> Given request
Count every line of these entries that holds the word "stream", and reply with the number only.

> Given data

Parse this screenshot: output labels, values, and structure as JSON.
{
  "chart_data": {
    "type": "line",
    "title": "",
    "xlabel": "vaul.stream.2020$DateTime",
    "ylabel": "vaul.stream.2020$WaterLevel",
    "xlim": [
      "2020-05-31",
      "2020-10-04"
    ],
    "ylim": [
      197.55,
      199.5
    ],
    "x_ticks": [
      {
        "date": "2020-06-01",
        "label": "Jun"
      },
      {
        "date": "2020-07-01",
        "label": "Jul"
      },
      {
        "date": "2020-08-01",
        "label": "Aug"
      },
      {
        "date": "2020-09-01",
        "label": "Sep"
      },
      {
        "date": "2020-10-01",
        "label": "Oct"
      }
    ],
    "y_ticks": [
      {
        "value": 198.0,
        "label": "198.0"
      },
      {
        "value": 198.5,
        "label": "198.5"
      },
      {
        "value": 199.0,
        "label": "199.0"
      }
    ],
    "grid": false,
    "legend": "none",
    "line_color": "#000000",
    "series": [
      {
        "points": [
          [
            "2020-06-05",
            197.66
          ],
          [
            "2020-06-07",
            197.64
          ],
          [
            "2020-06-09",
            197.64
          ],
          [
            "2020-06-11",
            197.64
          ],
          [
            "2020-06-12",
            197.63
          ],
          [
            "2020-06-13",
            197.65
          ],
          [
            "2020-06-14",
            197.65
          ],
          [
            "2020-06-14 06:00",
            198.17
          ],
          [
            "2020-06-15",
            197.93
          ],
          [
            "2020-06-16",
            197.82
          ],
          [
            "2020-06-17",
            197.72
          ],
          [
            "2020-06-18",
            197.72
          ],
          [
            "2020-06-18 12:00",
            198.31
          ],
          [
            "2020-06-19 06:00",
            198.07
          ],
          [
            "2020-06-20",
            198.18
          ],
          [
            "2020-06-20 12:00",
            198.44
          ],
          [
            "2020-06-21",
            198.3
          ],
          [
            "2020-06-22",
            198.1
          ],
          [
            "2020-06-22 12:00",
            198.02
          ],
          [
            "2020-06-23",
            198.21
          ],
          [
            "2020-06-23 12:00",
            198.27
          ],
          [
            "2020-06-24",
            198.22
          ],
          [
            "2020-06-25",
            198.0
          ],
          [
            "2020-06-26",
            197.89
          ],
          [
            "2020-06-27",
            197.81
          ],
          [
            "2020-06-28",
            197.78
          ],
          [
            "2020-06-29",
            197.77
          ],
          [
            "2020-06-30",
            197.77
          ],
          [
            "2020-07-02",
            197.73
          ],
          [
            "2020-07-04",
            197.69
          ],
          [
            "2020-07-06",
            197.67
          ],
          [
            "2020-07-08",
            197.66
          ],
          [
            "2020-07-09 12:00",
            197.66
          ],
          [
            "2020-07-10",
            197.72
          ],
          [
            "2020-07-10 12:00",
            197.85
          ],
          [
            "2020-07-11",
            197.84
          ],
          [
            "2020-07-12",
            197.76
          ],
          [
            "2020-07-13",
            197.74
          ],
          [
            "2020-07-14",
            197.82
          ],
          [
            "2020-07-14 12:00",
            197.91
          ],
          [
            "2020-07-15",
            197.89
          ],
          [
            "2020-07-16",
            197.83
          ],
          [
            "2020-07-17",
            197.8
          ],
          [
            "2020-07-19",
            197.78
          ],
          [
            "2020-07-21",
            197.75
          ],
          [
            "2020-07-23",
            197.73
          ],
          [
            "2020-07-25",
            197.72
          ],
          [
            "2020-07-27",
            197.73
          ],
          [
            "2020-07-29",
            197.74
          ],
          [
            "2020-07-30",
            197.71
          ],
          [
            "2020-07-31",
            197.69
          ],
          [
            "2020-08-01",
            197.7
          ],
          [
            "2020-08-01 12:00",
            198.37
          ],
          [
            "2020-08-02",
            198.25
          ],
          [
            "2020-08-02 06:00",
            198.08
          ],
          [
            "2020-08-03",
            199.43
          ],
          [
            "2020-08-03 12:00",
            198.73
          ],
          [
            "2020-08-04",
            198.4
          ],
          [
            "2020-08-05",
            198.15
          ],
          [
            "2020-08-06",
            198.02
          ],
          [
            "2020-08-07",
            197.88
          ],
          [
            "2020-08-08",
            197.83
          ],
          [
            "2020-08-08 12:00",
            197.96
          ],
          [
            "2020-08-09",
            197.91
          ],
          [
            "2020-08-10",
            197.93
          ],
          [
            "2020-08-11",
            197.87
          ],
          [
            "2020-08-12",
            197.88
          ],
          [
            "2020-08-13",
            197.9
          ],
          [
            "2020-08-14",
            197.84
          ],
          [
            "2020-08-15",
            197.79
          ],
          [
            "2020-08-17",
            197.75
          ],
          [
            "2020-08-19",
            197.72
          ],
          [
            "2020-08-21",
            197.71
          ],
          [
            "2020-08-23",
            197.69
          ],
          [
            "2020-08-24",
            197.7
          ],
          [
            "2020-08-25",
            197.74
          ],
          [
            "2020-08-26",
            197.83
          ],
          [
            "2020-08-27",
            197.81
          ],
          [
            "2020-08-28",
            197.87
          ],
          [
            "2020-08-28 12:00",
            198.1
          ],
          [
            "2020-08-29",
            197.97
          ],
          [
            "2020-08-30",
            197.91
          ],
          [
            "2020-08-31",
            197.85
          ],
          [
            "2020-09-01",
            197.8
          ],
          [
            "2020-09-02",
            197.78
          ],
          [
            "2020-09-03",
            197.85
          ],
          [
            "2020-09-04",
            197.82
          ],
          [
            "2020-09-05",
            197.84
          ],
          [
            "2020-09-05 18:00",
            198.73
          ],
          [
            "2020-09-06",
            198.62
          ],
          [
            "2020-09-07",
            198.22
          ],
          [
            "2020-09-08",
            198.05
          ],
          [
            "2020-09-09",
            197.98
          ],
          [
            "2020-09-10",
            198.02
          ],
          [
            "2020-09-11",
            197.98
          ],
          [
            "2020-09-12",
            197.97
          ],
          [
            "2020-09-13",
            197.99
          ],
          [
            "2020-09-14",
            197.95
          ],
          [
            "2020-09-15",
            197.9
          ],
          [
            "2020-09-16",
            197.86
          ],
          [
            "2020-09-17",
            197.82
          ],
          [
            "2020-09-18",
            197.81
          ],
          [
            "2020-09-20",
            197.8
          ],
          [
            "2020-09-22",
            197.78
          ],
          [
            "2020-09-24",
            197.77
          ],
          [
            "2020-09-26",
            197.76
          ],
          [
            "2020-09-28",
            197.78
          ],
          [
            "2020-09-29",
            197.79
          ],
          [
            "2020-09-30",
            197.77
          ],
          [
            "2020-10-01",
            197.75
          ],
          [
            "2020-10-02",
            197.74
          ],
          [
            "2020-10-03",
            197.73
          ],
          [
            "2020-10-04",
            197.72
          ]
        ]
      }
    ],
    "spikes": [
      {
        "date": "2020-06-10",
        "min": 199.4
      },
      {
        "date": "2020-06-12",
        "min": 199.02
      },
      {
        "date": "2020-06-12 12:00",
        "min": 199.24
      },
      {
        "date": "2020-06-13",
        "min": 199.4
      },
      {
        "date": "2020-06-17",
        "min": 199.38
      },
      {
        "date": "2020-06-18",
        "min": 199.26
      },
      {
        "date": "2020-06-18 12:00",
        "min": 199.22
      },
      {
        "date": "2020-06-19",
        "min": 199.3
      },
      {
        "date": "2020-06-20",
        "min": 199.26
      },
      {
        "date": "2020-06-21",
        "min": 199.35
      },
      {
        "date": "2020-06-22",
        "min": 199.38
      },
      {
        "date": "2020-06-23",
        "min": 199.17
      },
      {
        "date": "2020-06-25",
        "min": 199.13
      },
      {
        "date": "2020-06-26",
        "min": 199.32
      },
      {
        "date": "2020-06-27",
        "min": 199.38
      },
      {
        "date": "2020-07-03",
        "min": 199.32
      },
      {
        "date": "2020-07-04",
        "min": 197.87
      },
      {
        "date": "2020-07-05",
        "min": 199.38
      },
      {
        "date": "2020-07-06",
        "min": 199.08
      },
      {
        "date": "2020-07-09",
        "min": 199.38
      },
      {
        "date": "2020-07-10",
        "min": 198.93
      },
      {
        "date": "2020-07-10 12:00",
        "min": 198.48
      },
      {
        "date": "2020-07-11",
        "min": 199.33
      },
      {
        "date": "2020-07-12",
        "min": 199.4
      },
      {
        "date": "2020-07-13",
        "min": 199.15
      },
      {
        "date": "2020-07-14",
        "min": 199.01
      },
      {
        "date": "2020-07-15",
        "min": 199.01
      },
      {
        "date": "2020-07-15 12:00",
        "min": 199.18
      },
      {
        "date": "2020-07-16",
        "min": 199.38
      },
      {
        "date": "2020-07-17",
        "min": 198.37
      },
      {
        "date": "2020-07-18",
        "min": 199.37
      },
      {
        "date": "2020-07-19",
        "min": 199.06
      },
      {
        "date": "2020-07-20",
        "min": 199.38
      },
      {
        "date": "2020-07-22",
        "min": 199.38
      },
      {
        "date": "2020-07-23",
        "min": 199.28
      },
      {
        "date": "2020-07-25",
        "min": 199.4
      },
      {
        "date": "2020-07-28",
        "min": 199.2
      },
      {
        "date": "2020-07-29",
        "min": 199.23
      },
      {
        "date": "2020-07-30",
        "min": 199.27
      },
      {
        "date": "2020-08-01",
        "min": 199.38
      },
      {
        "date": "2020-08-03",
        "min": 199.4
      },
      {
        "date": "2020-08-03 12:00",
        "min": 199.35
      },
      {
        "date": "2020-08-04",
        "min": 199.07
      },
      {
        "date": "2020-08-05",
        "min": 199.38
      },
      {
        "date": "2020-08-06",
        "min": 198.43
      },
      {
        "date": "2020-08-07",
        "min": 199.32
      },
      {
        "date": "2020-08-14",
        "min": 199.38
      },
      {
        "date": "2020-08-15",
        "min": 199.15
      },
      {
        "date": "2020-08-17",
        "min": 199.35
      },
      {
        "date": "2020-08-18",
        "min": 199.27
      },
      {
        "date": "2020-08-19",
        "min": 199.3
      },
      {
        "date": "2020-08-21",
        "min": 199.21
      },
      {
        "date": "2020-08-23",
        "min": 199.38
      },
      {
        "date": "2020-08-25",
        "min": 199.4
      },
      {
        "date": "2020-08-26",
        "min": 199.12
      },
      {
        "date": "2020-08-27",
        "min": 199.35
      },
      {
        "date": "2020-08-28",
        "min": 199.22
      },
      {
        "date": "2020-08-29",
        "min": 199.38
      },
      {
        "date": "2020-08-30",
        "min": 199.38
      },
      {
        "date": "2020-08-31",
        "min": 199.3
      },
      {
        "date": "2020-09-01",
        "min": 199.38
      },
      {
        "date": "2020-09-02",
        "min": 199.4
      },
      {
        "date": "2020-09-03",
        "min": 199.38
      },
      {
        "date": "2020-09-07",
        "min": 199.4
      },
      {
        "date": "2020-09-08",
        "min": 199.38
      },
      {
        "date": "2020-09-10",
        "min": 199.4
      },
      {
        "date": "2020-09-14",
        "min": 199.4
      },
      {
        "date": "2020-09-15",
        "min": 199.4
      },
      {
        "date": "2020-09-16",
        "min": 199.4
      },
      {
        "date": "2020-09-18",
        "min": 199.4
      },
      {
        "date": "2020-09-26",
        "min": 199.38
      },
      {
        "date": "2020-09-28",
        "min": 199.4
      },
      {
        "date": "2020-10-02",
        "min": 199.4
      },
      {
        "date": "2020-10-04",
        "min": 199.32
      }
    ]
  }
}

> Task solution
2